-- start Given data --

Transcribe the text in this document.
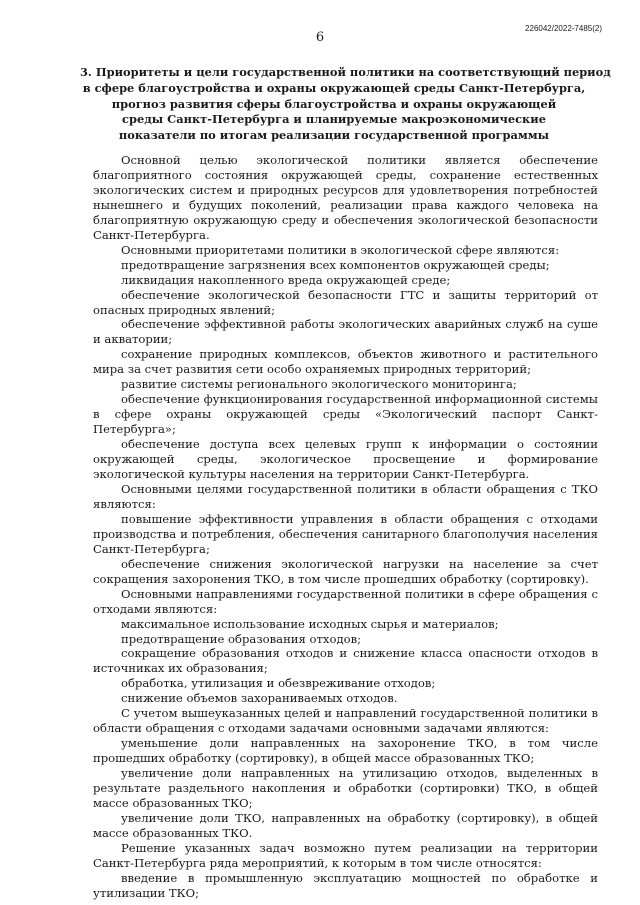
6
226042/2022-7485(2)
3. Приоритеты и цели государственной политики на соответствующий период
в сфере благоустройства и охраны окружающей среды Санкт-Петербурга,
прогноз развития сферы благоустройства и охраны окружающей
среды Санкт-Петербурга и планируемые макроэкономические
показатели по итогам реализации государственной программы

Основной целью экологической политики является обеспечение благоприятного состояния окружающей среды, сохранение естественных экологических систем и природных ресурсов для удовлетворения потребностей нынешнего и будущих поколений, реализации права каждого человека на благоприятную окружающую среду и обеспечения экологической безопасности Санкт-Петербурга.

Основными приоритетами политики в экологической сфере являются:

предотвращение загрязнения всех компонентов окружающей среды;

ликвидация накопленного вреда окружающей среде;

обеспечение экологической безопасности ГТС и защиты территорий от опасных природных явлений;

обеспечение эффективной работы экологических аварийных служб на суше и акватории;

сохранение природных комплексов, объектов животного и растительного мира за счет развития сети особо охраняемых природных территорий;

развитие системы регионального экологического мониторинга;

обеспечение функционирования государственной информационной системы в сфере охраны окружающей среды «Экологический паспорт Санкт-Петербурга»;

обеспечение доступа всех целевых групп к информации о состоянии окружающей среды, экологическое просвещение и формирование экологической культуры населения на территории Санкт-Петербурга.

Основными целями государственной политики в области обращения с ТКО являются:

повышение эффективности управления в области обращения с отходами производства и потребления, обеспечения санитарного благополучия населения Санкт-Петербурга;

обеспечение снижения экологической нагрузки на население за счет сокращения захоронения ТКО, в том числе прошедших обработку (сортировку).

Основными направлениями государственной политики в сфере обращения с отходами являются:

максимальное использование исходных сырья и материалов;

предотвращение образования отходов;

сокращение образования отходов и снижение класса опасности отходов в источниках их образования;

обработка, утилизация и обезвреживание отходов;

снижение объемов захораниваемых отходов.

С учетом вышеуказанных целей и направлений государственной политики в области обращения с отходами задачами основными задачами являются:

уменьшение доли направленных на захоронение ТКО, в том числе прошедших обработку (сортировку), в общей массе образованных ТКО;

увеличение доли направленных на утилизацию отходов, выделенных в результате раздельного накопления и обработки (сортировки) ТКО, в общей массе образованных ТКО;

увеличение доли ТКО, направленных на обработку (сортировку), в общей массе образованных ТКО.

Решение указанных задач возможно путем реализации на территории Санкт-Петербурга ряда мероприятий, к которым в том числе относятся:

введение в промышленную эксплуатацию мощностей по обработке и утилизации ТКО;
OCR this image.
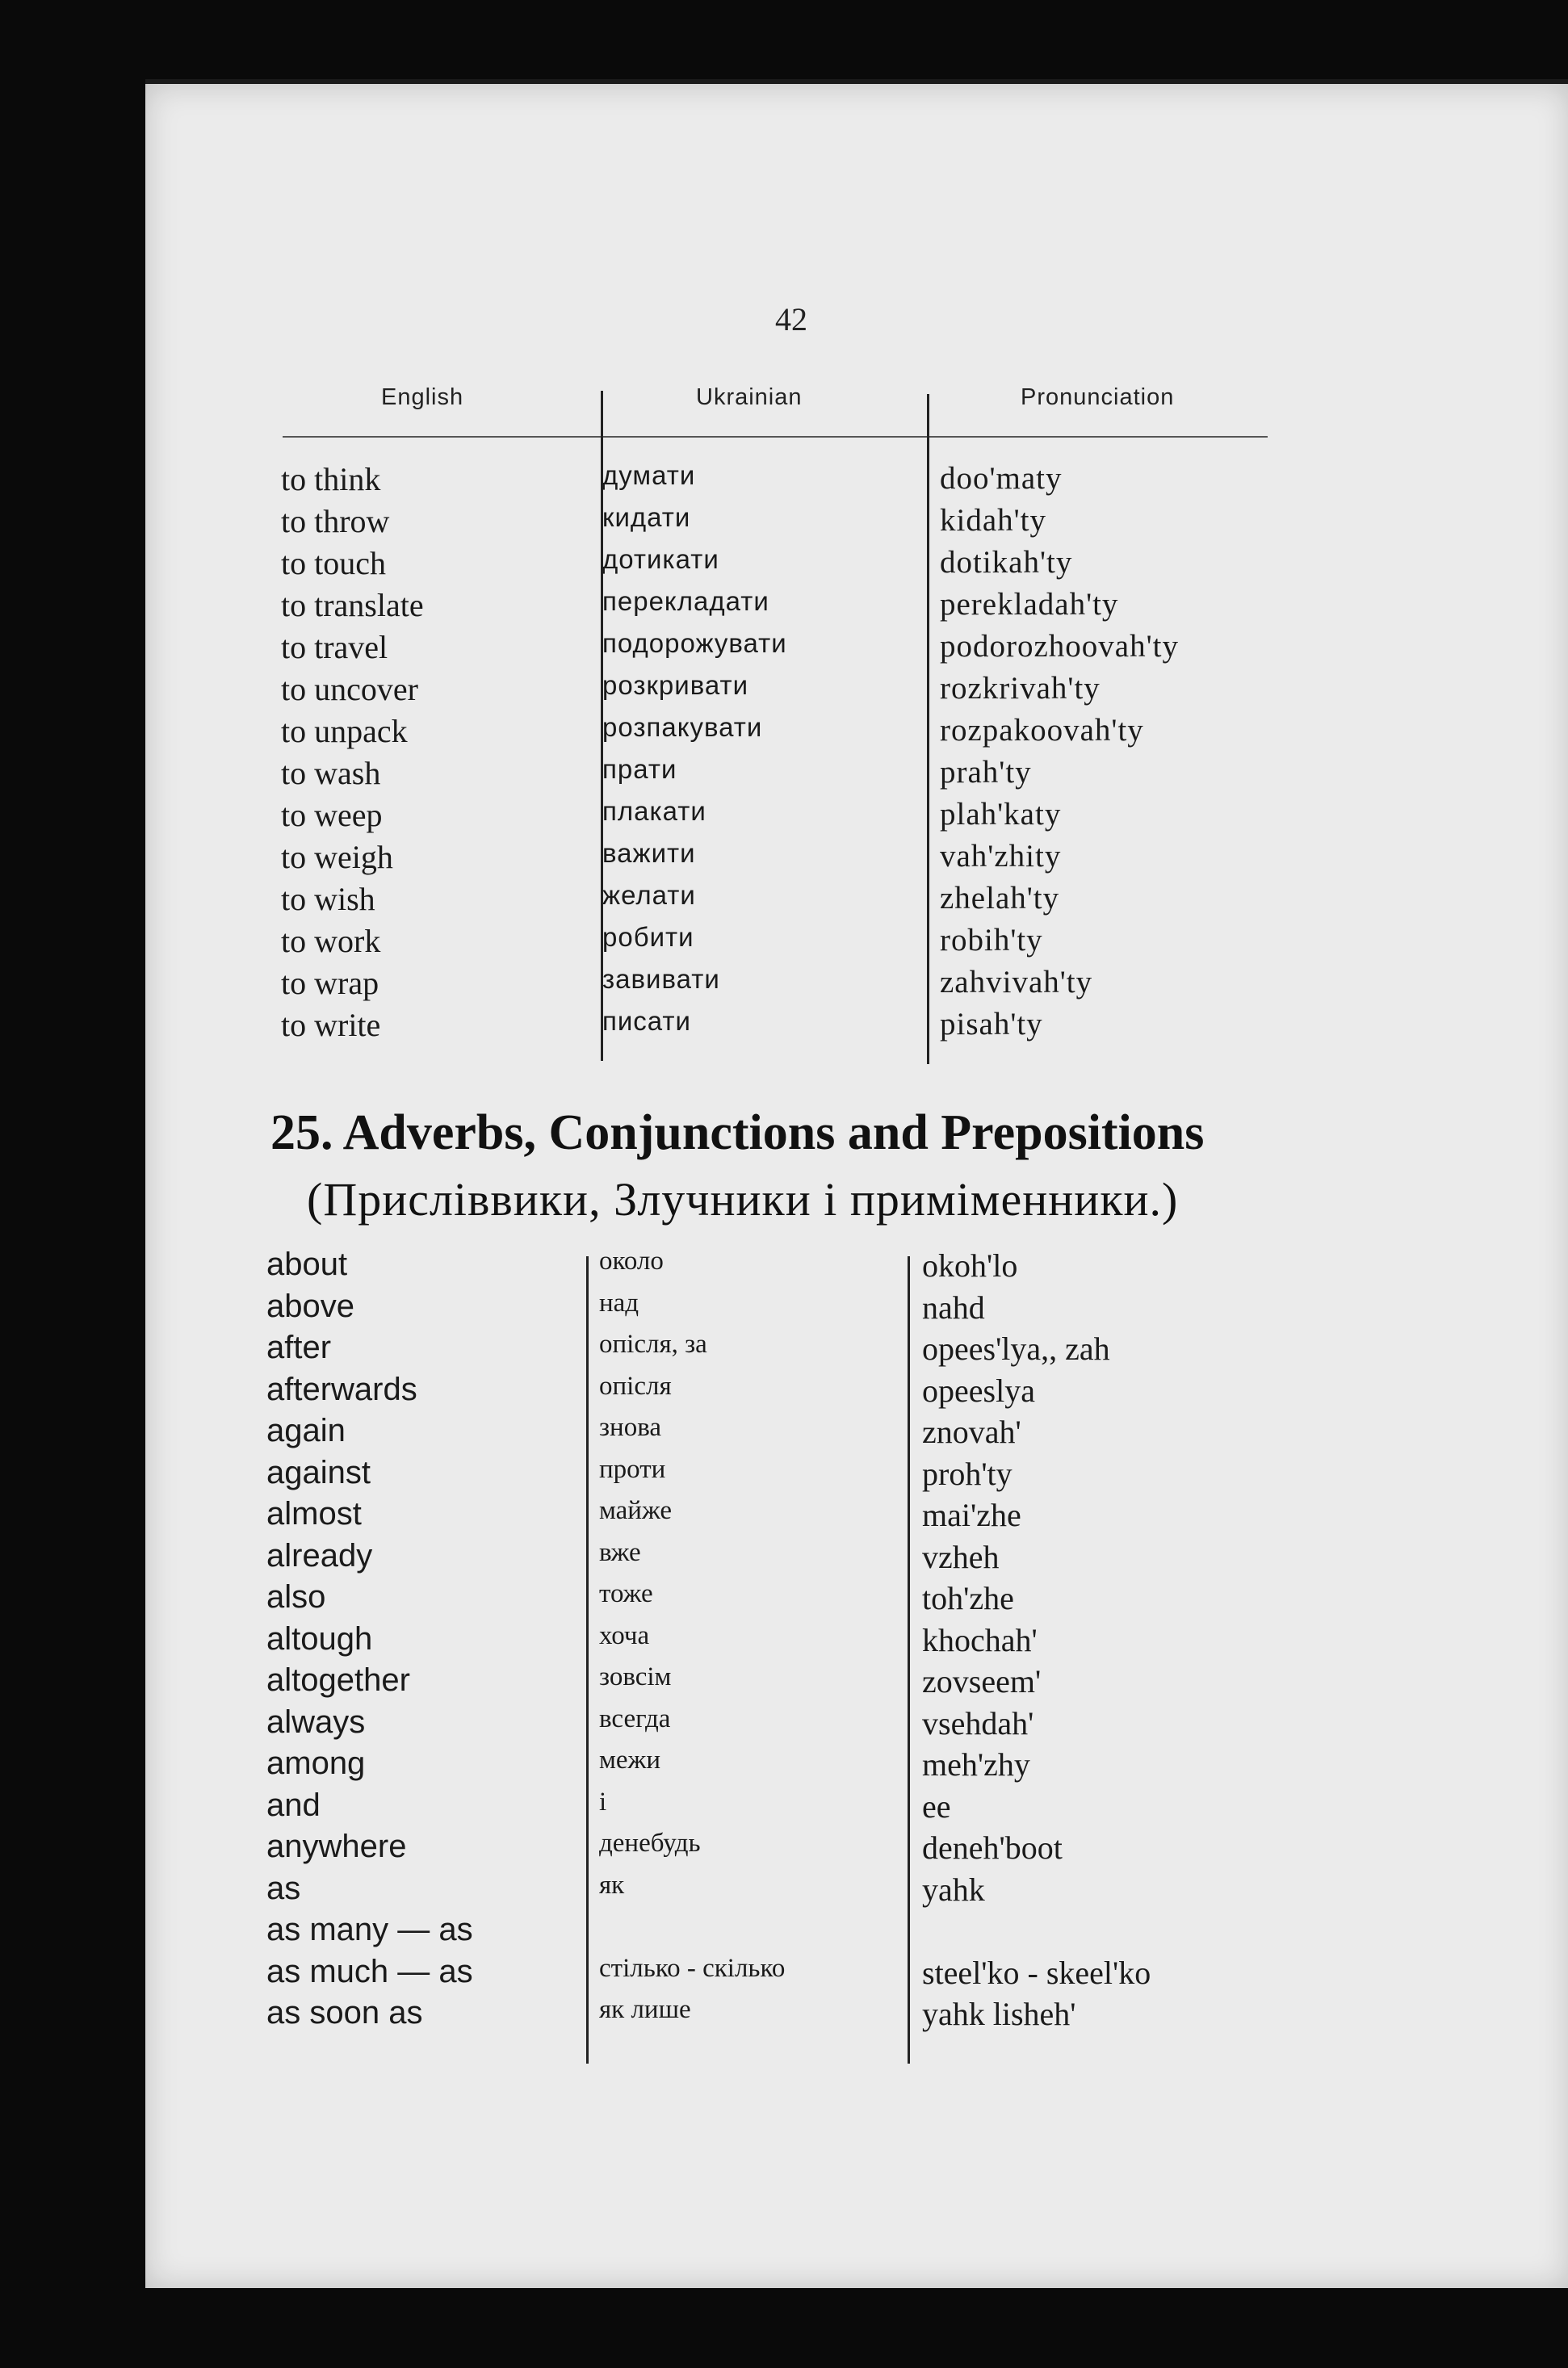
42
English	Ukrainian	Pronunciation
to think	думати	doo'maty
to throw	кидати	kidah'ty
to touch	дотикати	dotikah'ty
to translate	перекладати	perekladah'ty
to travel	подорожувати	podorozhoovah'ty
to uncover	розкривати	rozkrivah'ty
to unpack	розпакувати	rozpakoovah'ty
to wash	прати	prah'ty
to weep	плакати	plah'katy
to weigh	важити	vah'zhity
to wish	желати	zhelah'ty
to work	робити	robih'ty
to wrap	завивати	zahvivah'ty
to write	писати	pisah'ty
25. Adverbs, Conjunctions and Prepositions
(Присліввики, Злучники і приміменники.)
about	около	okoh'lo
above	над	nahd
after	опісля, за	opees'lya,, zah
afterwards	опісля	opeeslya
again	знова	znovah'
against	проти	proh'ty
almost	майже	mai'zhe
already	вже	vzheh
also	тоже	toh'zhe
altough	хоча	khochah'
altogether	зовсім	zovseem'
always	всегда	vsehdah'
among	межи	meh'zhy
and	і	ee
anywhere	денебудь	deneh'boot
as	як	yahk
as many — as
as much — as	стілько - скілько	steel'ko - skeel'ko
as soon as	як лише	yahk lisheh'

-- end Given data --

- Directions -
Each line that contains the string "сортировку" counts once; say how many there are and nothing else.

- Task answer -
3